Go through the data below and gather each line containing "Alber".
**********
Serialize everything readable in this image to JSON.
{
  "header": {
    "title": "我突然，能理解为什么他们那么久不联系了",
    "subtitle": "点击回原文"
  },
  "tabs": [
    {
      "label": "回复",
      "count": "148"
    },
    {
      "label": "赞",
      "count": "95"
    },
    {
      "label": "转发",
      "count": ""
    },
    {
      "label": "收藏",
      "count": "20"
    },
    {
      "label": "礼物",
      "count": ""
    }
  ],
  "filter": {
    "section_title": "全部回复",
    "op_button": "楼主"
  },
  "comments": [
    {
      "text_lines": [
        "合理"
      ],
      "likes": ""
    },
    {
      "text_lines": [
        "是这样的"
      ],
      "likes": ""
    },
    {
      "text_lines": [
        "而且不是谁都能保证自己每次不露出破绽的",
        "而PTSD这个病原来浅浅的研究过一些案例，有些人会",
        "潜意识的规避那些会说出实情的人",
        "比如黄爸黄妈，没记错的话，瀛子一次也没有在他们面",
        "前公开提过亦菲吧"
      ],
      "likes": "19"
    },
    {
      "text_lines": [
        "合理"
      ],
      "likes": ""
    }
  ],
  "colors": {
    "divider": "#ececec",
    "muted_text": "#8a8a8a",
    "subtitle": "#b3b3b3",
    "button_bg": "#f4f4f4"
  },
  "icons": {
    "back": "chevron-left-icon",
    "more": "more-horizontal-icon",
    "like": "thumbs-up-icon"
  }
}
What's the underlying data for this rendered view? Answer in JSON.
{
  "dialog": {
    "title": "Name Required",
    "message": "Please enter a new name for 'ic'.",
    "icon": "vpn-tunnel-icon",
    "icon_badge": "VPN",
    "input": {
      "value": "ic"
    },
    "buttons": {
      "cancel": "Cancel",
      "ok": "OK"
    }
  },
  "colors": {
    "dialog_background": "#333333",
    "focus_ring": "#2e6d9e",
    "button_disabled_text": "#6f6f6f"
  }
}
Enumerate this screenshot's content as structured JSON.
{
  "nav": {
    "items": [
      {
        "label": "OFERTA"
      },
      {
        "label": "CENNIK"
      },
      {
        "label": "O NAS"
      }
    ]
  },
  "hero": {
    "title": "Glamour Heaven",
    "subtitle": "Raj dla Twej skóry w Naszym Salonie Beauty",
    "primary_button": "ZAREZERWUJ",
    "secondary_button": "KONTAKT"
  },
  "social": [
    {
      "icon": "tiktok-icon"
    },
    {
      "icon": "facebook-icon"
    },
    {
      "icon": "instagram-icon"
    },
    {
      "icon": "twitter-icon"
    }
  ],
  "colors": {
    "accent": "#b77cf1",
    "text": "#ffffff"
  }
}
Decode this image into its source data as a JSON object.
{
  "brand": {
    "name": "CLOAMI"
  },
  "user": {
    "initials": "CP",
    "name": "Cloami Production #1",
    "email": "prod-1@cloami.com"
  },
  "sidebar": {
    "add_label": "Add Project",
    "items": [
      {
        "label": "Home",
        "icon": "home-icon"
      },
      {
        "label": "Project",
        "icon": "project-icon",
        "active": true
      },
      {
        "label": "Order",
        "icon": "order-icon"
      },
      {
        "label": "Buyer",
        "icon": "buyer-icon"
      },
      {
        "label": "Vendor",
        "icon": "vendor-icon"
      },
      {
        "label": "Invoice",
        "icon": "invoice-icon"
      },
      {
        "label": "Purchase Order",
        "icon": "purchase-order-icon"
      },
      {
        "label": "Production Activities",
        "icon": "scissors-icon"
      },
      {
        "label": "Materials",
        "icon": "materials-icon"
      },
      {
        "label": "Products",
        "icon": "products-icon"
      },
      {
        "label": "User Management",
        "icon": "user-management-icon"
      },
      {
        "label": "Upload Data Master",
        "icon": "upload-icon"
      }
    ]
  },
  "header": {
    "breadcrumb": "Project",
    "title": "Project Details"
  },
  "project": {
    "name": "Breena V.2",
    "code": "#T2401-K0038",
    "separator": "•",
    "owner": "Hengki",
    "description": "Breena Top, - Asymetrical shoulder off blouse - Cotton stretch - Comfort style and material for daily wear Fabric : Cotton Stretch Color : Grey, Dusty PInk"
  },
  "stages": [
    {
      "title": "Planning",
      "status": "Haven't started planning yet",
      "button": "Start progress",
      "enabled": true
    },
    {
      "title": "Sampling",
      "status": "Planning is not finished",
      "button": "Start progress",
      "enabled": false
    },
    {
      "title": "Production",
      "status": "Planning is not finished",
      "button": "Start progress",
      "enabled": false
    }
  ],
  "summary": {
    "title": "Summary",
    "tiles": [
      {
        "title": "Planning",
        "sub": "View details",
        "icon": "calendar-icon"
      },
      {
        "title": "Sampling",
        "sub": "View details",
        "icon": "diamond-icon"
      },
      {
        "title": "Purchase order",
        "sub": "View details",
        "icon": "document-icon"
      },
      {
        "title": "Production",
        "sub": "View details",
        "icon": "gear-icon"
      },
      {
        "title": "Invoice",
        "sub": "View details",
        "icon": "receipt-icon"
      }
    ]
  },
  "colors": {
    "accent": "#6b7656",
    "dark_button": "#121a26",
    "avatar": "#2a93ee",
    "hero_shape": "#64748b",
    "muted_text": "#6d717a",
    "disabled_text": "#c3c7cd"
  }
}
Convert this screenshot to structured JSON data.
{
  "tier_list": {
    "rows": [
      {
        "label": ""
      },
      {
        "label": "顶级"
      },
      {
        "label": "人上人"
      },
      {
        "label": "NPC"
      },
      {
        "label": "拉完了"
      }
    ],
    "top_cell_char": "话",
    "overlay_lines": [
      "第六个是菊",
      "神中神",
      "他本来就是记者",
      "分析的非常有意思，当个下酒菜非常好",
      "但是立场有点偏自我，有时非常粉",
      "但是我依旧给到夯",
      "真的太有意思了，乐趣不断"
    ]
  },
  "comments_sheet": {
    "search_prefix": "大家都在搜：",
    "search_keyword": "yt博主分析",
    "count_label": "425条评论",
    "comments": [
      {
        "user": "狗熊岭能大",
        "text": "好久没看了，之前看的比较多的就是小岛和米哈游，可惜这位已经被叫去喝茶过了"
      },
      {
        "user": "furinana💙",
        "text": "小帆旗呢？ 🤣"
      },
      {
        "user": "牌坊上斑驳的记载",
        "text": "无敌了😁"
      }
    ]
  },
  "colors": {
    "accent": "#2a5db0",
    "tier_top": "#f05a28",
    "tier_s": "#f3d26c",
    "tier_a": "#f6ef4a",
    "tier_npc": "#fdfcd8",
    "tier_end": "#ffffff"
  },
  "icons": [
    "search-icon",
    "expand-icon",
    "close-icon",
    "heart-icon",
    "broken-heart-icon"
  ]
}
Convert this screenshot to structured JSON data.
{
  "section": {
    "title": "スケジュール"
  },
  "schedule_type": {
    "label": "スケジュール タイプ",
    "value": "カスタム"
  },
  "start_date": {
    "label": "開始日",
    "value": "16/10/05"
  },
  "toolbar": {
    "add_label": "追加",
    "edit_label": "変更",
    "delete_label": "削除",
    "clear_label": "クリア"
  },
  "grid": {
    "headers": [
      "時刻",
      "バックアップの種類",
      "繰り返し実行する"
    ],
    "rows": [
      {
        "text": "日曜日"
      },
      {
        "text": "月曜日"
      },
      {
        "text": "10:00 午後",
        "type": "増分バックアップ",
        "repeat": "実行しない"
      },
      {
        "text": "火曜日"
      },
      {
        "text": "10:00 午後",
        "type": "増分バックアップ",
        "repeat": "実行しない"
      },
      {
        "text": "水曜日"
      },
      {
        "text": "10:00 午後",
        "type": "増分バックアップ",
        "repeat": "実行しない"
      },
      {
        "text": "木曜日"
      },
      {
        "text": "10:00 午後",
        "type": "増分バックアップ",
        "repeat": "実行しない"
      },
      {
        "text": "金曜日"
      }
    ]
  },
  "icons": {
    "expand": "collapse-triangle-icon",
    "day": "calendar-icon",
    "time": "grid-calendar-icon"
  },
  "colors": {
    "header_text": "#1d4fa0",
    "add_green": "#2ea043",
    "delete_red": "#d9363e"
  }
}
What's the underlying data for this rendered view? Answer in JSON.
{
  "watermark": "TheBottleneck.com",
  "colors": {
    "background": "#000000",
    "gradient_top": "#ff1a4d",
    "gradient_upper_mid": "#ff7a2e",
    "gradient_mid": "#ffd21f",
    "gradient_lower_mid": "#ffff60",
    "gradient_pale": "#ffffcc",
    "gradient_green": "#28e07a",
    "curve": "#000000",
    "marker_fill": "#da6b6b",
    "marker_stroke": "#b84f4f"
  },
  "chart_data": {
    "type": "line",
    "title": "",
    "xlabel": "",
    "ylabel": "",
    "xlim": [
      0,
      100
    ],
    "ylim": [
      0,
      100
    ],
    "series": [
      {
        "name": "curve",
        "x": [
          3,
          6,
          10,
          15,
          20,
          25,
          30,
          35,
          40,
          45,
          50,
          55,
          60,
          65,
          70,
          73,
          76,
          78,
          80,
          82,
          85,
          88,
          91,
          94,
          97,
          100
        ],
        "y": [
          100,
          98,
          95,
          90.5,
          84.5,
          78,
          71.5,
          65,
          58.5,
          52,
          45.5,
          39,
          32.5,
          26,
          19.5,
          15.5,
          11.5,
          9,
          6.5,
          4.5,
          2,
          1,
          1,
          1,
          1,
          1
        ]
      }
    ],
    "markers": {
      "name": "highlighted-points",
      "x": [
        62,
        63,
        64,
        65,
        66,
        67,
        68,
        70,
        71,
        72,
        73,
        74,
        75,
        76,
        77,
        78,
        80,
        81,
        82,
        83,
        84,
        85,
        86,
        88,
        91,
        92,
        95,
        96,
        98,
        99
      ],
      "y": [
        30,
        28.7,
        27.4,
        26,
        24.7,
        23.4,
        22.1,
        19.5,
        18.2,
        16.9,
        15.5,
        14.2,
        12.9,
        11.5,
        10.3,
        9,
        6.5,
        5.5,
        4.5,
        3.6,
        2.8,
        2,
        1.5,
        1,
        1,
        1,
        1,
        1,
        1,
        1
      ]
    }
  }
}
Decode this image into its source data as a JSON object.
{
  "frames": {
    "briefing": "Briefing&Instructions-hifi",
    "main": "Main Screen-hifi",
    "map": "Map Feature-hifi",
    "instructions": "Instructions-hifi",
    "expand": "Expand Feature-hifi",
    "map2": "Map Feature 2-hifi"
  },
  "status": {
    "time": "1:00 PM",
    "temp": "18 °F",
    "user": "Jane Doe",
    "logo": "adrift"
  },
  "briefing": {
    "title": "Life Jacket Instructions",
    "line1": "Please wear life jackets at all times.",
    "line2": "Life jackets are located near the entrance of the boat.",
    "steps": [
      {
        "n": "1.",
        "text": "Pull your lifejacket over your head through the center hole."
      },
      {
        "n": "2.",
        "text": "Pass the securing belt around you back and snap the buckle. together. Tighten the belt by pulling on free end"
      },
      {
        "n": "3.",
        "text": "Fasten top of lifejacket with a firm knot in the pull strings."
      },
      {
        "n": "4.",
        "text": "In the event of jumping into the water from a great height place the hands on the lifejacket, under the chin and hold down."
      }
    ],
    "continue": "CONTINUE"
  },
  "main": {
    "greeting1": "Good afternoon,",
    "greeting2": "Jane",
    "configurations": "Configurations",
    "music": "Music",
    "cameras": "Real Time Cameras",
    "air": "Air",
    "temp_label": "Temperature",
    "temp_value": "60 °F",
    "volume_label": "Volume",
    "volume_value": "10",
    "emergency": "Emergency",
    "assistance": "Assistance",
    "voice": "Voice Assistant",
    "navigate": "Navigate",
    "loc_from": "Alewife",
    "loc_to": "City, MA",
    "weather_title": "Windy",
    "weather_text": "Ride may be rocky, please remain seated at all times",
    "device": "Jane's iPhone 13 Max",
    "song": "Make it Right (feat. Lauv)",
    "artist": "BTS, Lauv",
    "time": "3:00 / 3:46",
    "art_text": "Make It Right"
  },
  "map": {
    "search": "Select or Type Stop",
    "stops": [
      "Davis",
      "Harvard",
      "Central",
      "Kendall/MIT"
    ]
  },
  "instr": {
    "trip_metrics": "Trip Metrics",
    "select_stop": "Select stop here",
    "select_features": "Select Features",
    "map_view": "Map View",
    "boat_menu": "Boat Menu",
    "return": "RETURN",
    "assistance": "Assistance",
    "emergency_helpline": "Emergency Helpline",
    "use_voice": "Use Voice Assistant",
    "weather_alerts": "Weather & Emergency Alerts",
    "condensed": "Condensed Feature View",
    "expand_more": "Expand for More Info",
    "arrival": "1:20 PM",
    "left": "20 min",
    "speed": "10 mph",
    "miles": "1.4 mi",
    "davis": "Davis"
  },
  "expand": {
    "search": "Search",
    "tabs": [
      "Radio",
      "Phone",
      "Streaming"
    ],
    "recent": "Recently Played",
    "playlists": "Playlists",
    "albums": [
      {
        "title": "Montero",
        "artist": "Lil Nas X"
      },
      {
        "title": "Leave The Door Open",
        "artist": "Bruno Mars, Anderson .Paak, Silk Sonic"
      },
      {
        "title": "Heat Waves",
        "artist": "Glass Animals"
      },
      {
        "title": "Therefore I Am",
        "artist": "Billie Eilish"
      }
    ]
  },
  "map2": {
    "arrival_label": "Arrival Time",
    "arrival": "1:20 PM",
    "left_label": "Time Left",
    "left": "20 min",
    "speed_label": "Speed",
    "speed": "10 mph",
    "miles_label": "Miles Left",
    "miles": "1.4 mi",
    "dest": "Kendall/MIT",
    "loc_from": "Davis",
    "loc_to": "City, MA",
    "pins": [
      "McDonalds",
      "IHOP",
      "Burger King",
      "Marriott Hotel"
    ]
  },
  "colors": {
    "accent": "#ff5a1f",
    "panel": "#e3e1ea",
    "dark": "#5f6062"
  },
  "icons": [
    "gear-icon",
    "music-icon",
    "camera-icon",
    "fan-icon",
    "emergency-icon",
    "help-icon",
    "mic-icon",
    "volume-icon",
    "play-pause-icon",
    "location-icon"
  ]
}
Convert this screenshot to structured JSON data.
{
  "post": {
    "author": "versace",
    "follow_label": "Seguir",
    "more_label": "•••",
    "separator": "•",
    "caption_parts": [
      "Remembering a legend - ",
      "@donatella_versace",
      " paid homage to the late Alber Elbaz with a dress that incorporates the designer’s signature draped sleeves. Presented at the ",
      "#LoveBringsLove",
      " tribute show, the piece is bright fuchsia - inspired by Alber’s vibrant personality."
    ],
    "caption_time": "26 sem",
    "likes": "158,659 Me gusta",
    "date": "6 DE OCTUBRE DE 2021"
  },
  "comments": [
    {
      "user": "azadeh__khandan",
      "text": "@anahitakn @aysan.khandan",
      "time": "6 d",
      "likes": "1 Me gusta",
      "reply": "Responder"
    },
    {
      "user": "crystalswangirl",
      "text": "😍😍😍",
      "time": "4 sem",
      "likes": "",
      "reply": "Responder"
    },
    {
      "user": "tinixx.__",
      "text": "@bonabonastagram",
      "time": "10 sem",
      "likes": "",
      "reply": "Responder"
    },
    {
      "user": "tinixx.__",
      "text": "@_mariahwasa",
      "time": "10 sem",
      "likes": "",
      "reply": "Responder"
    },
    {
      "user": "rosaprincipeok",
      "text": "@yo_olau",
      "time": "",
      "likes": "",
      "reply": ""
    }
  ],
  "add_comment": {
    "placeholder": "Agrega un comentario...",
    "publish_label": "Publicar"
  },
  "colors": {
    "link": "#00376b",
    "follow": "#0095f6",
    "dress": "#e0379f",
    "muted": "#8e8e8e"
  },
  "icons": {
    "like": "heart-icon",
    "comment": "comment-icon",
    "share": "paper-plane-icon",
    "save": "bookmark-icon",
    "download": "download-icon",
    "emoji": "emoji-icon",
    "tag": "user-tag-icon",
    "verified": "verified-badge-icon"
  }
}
**********
SOLVED EXERCISE:
      " paid homage to the late Alber Elbaz with a dress that incorporates the designer’s signature draped sleeves. Presented at the ",
      " tribute show, the piece is bright fuchsia - inspired by Alber’s vibrant personality."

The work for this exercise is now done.